──────── INFORMATION PROVIDED ────────

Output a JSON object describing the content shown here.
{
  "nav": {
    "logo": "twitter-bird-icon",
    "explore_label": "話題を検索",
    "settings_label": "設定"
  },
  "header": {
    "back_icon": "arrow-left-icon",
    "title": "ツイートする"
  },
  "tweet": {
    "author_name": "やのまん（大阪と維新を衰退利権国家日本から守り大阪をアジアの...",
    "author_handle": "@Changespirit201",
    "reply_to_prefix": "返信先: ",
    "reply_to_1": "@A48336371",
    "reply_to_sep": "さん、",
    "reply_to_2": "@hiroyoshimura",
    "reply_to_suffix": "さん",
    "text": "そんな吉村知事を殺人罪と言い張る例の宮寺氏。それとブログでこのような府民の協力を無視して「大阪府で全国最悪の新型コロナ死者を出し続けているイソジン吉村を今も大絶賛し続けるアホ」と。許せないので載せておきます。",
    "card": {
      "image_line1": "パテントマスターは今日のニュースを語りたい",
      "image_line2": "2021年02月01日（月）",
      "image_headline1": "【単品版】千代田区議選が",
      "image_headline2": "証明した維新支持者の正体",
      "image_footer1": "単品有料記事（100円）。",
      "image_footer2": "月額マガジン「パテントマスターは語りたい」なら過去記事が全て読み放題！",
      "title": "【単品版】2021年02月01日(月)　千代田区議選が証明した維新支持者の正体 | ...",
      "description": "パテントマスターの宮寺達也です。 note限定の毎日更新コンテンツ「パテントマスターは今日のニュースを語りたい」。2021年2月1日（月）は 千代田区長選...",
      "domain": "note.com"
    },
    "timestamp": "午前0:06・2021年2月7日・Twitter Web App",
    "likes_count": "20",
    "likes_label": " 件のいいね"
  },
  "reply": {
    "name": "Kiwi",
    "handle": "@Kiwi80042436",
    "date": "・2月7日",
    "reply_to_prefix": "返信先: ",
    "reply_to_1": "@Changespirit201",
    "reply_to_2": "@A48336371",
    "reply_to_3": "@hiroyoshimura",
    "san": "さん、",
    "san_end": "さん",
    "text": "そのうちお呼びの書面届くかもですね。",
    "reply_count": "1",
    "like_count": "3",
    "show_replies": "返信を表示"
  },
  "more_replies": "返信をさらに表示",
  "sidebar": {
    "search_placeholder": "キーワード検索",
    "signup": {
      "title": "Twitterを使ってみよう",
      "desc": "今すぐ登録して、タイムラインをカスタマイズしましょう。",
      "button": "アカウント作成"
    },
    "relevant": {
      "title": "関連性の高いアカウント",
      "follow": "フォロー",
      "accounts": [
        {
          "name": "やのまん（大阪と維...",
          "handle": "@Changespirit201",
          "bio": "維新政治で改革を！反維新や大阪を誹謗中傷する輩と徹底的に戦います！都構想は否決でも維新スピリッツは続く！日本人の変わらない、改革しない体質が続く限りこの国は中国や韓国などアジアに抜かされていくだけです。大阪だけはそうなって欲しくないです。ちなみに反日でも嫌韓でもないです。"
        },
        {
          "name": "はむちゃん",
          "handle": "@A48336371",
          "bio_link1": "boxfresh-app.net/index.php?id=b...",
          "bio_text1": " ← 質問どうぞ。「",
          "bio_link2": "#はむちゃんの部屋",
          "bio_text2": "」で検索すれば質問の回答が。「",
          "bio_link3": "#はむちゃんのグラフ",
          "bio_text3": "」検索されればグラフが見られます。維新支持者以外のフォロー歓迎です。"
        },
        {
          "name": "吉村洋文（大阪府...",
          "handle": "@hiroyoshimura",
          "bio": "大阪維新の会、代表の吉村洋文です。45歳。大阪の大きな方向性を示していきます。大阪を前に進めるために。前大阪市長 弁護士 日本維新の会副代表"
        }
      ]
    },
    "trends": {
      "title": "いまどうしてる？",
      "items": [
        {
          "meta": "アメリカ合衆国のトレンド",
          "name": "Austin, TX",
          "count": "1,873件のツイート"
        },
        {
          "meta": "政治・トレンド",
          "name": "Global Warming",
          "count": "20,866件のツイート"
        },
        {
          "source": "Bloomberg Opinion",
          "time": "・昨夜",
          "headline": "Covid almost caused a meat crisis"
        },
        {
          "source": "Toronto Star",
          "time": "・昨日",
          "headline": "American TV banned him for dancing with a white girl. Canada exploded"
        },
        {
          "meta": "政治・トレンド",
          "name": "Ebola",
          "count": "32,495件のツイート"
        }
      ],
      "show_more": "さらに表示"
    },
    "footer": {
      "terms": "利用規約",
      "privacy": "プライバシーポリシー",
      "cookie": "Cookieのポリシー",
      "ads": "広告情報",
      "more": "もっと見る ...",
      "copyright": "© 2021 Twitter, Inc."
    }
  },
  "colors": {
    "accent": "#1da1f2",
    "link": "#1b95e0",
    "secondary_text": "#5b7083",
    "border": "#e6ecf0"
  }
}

────────
──────── INFORMATION PROVIDED ────────

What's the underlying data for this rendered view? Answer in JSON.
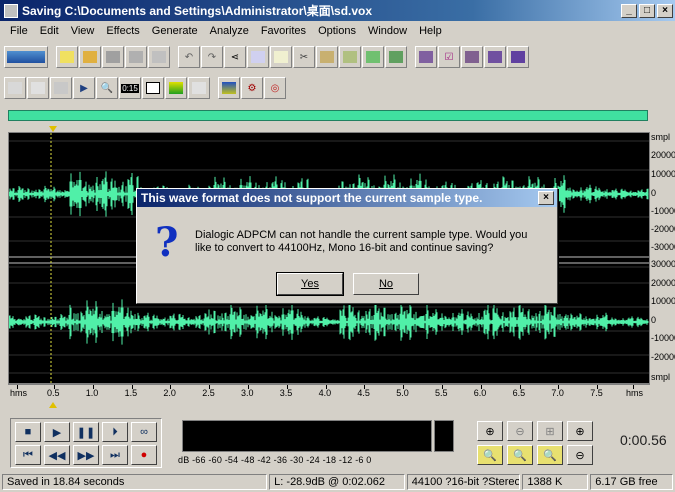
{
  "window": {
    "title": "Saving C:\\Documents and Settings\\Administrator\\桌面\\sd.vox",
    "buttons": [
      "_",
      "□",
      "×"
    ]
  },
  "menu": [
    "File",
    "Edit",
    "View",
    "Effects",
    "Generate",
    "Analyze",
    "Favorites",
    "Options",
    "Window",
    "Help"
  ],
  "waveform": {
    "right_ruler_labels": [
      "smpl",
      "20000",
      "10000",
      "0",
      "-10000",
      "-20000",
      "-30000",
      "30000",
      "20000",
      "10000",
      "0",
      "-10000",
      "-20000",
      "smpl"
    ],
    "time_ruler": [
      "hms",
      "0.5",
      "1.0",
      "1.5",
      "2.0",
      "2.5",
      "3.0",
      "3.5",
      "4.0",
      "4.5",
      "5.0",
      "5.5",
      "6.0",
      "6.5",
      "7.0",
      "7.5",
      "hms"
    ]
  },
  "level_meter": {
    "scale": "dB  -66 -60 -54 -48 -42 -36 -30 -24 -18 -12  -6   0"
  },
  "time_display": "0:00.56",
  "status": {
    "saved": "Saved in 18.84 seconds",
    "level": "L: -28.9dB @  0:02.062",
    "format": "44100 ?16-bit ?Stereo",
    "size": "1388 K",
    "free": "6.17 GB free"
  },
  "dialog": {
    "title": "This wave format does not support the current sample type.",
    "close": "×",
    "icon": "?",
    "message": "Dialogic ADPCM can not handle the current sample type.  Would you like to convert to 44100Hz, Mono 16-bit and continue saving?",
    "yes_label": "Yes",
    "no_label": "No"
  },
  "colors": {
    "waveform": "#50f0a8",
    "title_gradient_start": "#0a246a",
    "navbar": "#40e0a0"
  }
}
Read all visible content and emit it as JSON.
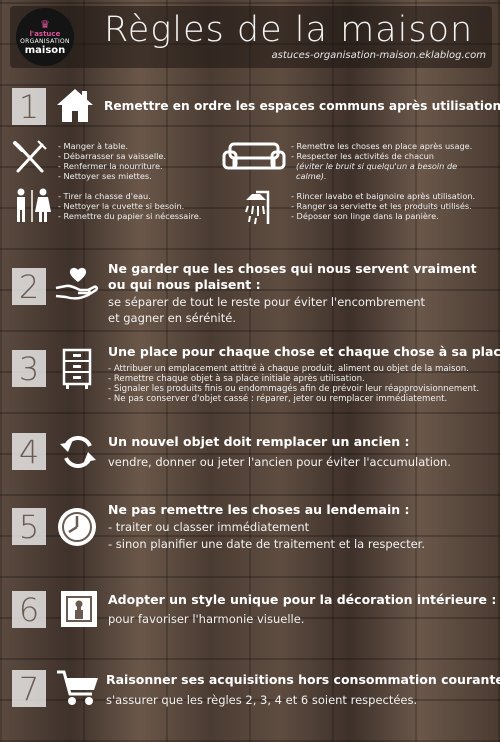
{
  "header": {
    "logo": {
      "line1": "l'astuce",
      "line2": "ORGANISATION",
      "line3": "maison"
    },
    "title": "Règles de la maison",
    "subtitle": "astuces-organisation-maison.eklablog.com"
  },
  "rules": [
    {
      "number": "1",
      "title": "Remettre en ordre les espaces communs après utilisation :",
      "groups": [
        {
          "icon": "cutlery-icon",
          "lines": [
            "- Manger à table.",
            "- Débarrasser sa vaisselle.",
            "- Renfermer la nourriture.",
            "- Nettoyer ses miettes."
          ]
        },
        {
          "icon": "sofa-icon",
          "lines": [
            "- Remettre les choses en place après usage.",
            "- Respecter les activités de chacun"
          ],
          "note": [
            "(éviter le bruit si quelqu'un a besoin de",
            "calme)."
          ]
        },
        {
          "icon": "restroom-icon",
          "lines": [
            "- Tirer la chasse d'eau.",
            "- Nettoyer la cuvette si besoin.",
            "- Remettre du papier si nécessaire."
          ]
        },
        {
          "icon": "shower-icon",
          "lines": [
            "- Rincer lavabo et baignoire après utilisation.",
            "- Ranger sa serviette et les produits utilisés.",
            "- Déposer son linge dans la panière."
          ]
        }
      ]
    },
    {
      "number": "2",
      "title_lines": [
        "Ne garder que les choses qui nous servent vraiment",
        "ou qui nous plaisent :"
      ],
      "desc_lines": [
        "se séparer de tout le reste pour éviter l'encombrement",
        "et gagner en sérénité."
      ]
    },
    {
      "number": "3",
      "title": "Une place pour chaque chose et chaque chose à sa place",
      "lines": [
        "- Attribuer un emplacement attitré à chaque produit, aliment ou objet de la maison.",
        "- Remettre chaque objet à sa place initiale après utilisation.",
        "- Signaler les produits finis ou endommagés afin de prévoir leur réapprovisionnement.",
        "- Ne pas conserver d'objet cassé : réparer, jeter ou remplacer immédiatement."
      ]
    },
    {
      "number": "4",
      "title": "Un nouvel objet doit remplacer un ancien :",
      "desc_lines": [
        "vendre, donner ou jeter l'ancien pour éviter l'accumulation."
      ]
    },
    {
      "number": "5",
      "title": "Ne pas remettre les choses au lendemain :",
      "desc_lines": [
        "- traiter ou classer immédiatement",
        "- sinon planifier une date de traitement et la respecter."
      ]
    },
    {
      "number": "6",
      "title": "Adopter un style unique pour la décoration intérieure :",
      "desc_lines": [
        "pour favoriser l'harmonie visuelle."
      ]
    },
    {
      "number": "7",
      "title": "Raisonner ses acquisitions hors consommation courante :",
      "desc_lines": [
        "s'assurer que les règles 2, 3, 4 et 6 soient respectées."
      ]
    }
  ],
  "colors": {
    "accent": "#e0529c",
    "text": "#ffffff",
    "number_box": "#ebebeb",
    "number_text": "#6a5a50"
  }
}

────────
──────── INFORMATION PROVIDED ────────

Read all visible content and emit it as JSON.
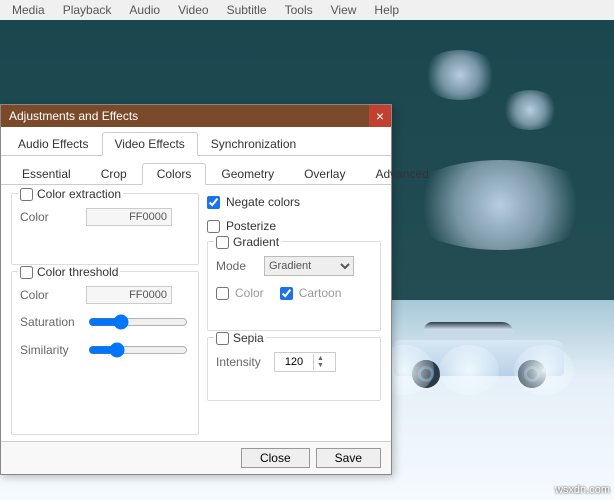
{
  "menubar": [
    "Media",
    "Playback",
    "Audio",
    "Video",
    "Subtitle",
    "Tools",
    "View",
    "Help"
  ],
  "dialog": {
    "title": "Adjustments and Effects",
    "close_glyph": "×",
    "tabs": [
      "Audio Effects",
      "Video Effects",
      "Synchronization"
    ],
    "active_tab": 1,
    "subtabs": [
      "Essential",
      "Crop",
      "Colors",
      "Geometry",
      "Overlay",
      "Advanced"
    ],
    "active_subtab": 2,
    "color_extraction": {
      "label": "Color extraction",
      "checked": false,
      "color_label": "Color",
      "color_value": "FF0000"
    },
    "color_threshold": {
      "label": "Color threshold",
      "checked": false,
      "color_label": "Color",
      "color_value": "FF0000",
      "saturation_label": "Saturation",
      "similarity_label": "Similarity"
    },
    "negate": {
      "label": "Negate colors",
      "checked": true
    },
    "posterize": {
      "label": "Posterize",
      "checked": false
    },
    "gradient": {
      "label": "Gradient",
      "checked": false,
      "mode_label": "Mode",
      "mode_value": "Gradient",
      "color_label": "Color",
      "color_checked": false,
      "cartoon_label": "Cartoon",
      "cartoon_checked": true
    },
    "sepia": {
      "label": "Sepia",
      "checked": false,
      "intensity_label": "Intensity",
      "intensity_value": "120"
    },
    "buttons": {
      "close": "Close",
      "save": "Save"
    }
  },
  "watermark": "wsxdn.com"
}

────────

Lines holding the word "やのまん" should be counted across the entries; state only how many there are.

• TASK SOLUTION: 2